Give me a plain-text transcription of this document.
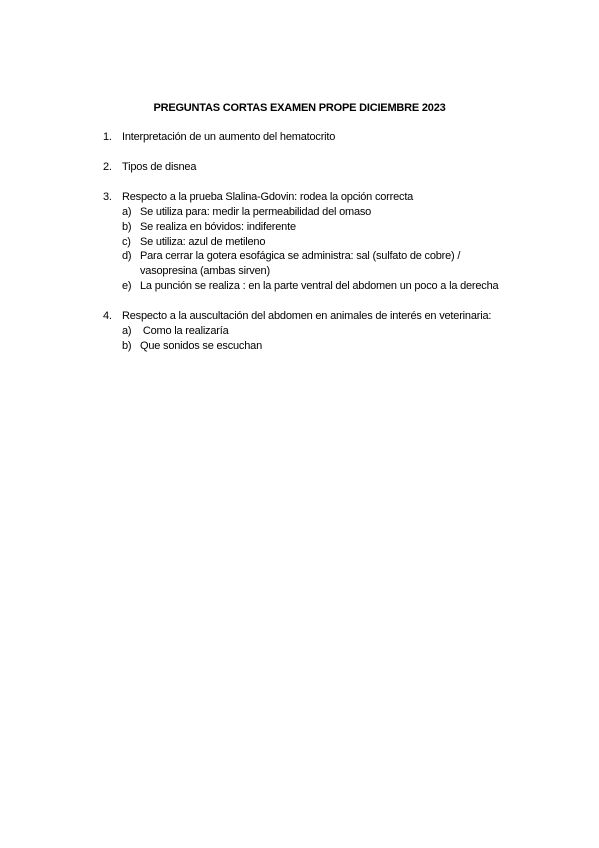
PREGUNTAS CORTAS EXAMEN PROPE DICIEMBRE 2023
1. Interpretación de un aumento del hematocrito
2. Tipos de disnea
3. Respecto a la prueba Slalina-Gdovin: rodea la opción correcta
a) Se utiliza para: medir la permeabilidad del omaso
b) Se realiza en bóvidos: indiferente
c) Se utiliza: azul de metileno
d) Para cerrar la gotera esofágica se administra: sal (sulfato de cobre) /
vasopresina (ambas sirven)
e) La punción se realiza : en la parte ventral del abdomen un poco a la derecha
4. Respecto a la auscultación del abdomen en animales de interés en veterinaria:
a) Como la realizaría
b) Que sonidos se escuchan
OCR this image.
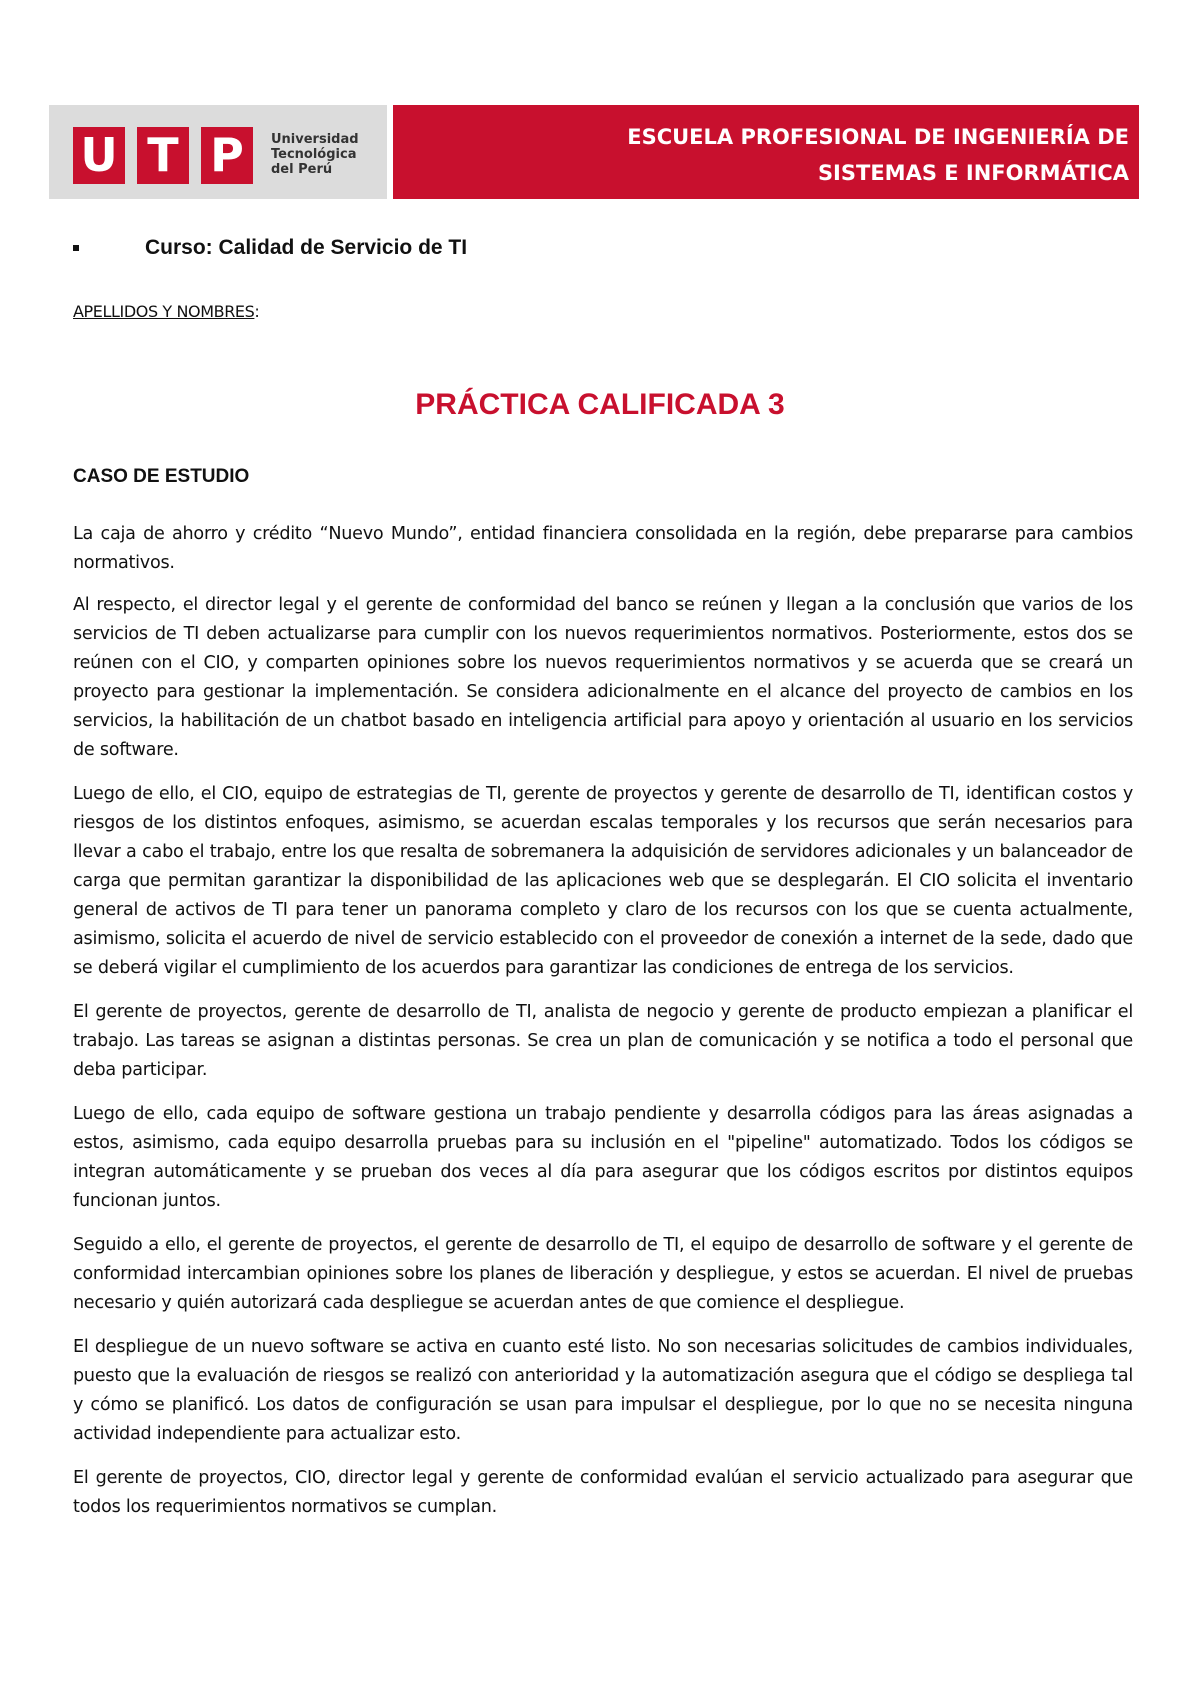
U T P	Universidad
Tecnológica
del Perú
ESCUELA PROFESIONAL DE INGENIERÍA DE
SISTEMAS E INFORMÁTICA
Curso: Calidad de Servicio de TI
APELLIDOS Y NOMBRES:
PRÁCTICA CALIFICADA 3
CASO DE ESTUDIO

La caja de ahorro y crédito “Nuevo Mundo”, entidad financiera consolidada en la región, debe prepararse para cambios normativos.

Al respecto, el director legal y el gerente de conformidad del banco se reúnen y llegan a la conclusión que varios de los servicios de TI deben actualizarse para cumplir con los nuevos requerimientos normativos. Posteriormente, estos dos se reúnen con el CIO, y comparten opiniones sobre los nuevos requerimientos normativos y se acuerda que se creará un proyecto para gestionar la implementación. Se considera adicionalmente en el alcance del proyecto de cambios en los servicios, la habilitación de un chatbot basado en inteligencia artificial para apoyo y orientación al usuario en los servicios de software.

Luego de ello, el CIO, equipo de estrategias de TI, gerente de proyectos y gerente de desarrollo de TI, identifican costos y riesgos de los distintos enfoques, asimismo, se acuerdan escalas temporales y los recursos que serán necesarios para llevar a cabo el trabajo, entre los que resalta de sobremanera la adquisición de servidores adicionales y un balanceador de carga que permitan garantizar la disponibilidad de las aplicaciones web que se desplegarán. El CIO solicita el inventario general de activos de TI para tener un panorama completo y claro de los recursos con los que se cuenta actualmente, asimismo, solicita el acuerdo de nivel de servicio establecido con el proveedor de conexión a internet de la sede, dado que se deberá vigilar el cumplimiento de los acuerdos para garantizar las condiciones de entrega de los servicios.

El gerente de proyectos, gerente de desarrollo de TI, analista de negocio y gerente de producto empiezan a planificar el trabajo. Las tareas se asignan a distintas personas. Se crea un plan de comunicación y se notifica a todo el personal que deba participar.

Luego de ello, cada equipo de software gestiona un trabajo pendiente y desarrolla códigos para las áreas asignadas a estos, asimismo, cada equipo desarrolla pruebas para su inclusión en el "pipeline" automatizado. Todos los códigos se integran automáticamente y se prueban dos veces al día para asegurar que los códigos escritos por distintos equipos funcionan juntos.

Seguido a ello, el gerente de proyectos, el gerente de desarrollo de TI, el equipo de desarrollo de software y el gerente de conformidad intercambian opiniones sobre los planes de liberación y despliegue, y estos se acuerdan. El nivel de pruebas necesario y quién autorizará cada despliegue se acuerdan antes de que comience el despliegue.

El despliegue de un nuevo software se activa en cuanto esté listo. No son necesarias solicitudes de cambios individuales, puesto que la evaluación de riesgos se realizó con anterioridad y la automatización asegura que el código se despliega tal y cómo se planificó. Los datos de configuración se usan para impulsar el despliegue, por lo que no se necesita ninguna actividad independiente para actualizar esto.

El gerente de proyectos, CIO, director legal y gerente de conformidad evalúan el servicio actualizado para asegurar que todos los requerimientos normativos se cumplan.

· · · · ·

WRITTEN TASK: Omit all pictures while transcribing the entries verbatim.

REPLY:
Give me a plain-text transcription of this document.
PREGUNTAS CORTAS EXAMEN PROPE DICIEMBRE 2023
1. Interpretación de un aumento del hematocrito
2. Tipos de disnea
3. Respecto a la prueba Slalina-Gdovin: rodea la opción correcta
a) Se utiliza para: medir la permeabilidad del omaso
b) Se realiza en bóvidos: indiferente
c) Se utiliza: azul de metileno
d) Para cerrar la gotera esofágica se administra: sal (sulfato de cobre) /
vasopresina (ambas sirven)
e) La punción se realiza : en la parte ventral del abdomen un poco a la derecha
4. Respecto a la auscultación del abdomen en animales de interés en veterinaria:
a) Como la realizaría
b) Que sonidos se escuchan
OCR this image.
U T P	Universidad
Tecnológica
del Perú
ESCUELA PROFESIONAL DE INGENIERÍA DE
SISTEMAS E INFORMÁTICA
Curso: Calidad de Servicio de TI
APELLIDOS Y NOMBRES:
PRÁCTICA CALIFICADA 3
CASO DE ESTUDIO

La caja de ahorro y crédito “Nuevo Mundo”, entidad financiera consolidada en la región, debe prepararse para cambios normativos.

Al respecto, el director legal y el gerente de conformidad del banco se reúnen y llegan a la conclusión que varios de los servicios de TI deben actualizarse para cumplir con los nuevos requerimientos normativos. Posteriormente, estos dos se reúnen con el CIO, y comparten opiniones sobre los nuevos requerimientos normativos y se acuerda que se creará un proyecto para gestionar la implementación. Se considera adicionalmente en el alcance del proyecto de cambios en los servicios, la habilitación de un chatbot basado en inteligencia artificial para apoyo y orientación al usuario en los servicios de software.

Luego de ello, el CIO, equipo de estrategias de TI, gerente de proyectos y gerente de desarrollo de TI, identifican costos y riesgos de los distintos enfoques, asimismo, se acuerdan escalas temporales y los recursos que serán necesarios para llevar a cabo el trabajo, entre los que resalta de sobremanera la adquisición de servidores adicionales y un balanceador de carga que permitan garantizar la disponibilidad de las aplicaciones web que se desplegarán. El CIO solicita el inventario general de activos de TI para tener un panorama completo y claro de los recursos con los que se cuenta actualmente, asimismo, solicita el acuerdo de nivel de servicio establecido con el proveedor de conexión a internet de la sede, dado que se deberá vigilar el cumplimiento de los acuerdos para garantizar las condiciones de entrega de los servicios.

El gerente de proyectos, gerente de desarrollo de TI, analista de negocio y gerente de producto empiezan a planificar el trabajo. Las tareas se asignan a distintas personas. Se crea un plan de comunicación y se notifica a todo el personal que deba participar.

Luego de ello, cada equipo de software gestiona un trabajo pendiente y desarrolla códigos para las áreas asignadas a estos, asimismo, cada equipo desarrolla pruebas para su inclusión en el "pipeline" automatizado. Todos los códigos se integran automáticamente y se prueban dos veces al día para asegurar que los códigos escritos por distintos equipos funcionan juntos.

Seguido a ello, el gerente de proyectos, el gerente de desarrollo de TI, el equipo de desarrollo de software y el gerente de conformidad intercambian opiniones sobre los planes de liberación y despliegue, y estos se acuerdan. El nivel de pruebas necesario y quién autorizará cada despliegue se acuerdan antes de que comience el despliegue.

El despliegue de un nuevo software se activa en cuanto esté listo. No son necesarias solicitudes de cambios individuales, puesto que la evaluación de riesgos se realizó con anterioridad y la automatización asegura que el código se despliega tal y cómo se planificó. Los datos de configuración se usan para impulsar el despliegue, por lo que no se necesita ninguna actividad independiente para actualizar esto.

El gerente de proyectos, CIO, director legal y gerente de conformidad evalúan el servicio actualizado para asegurar que todos los requerimientos normativos se cumplan.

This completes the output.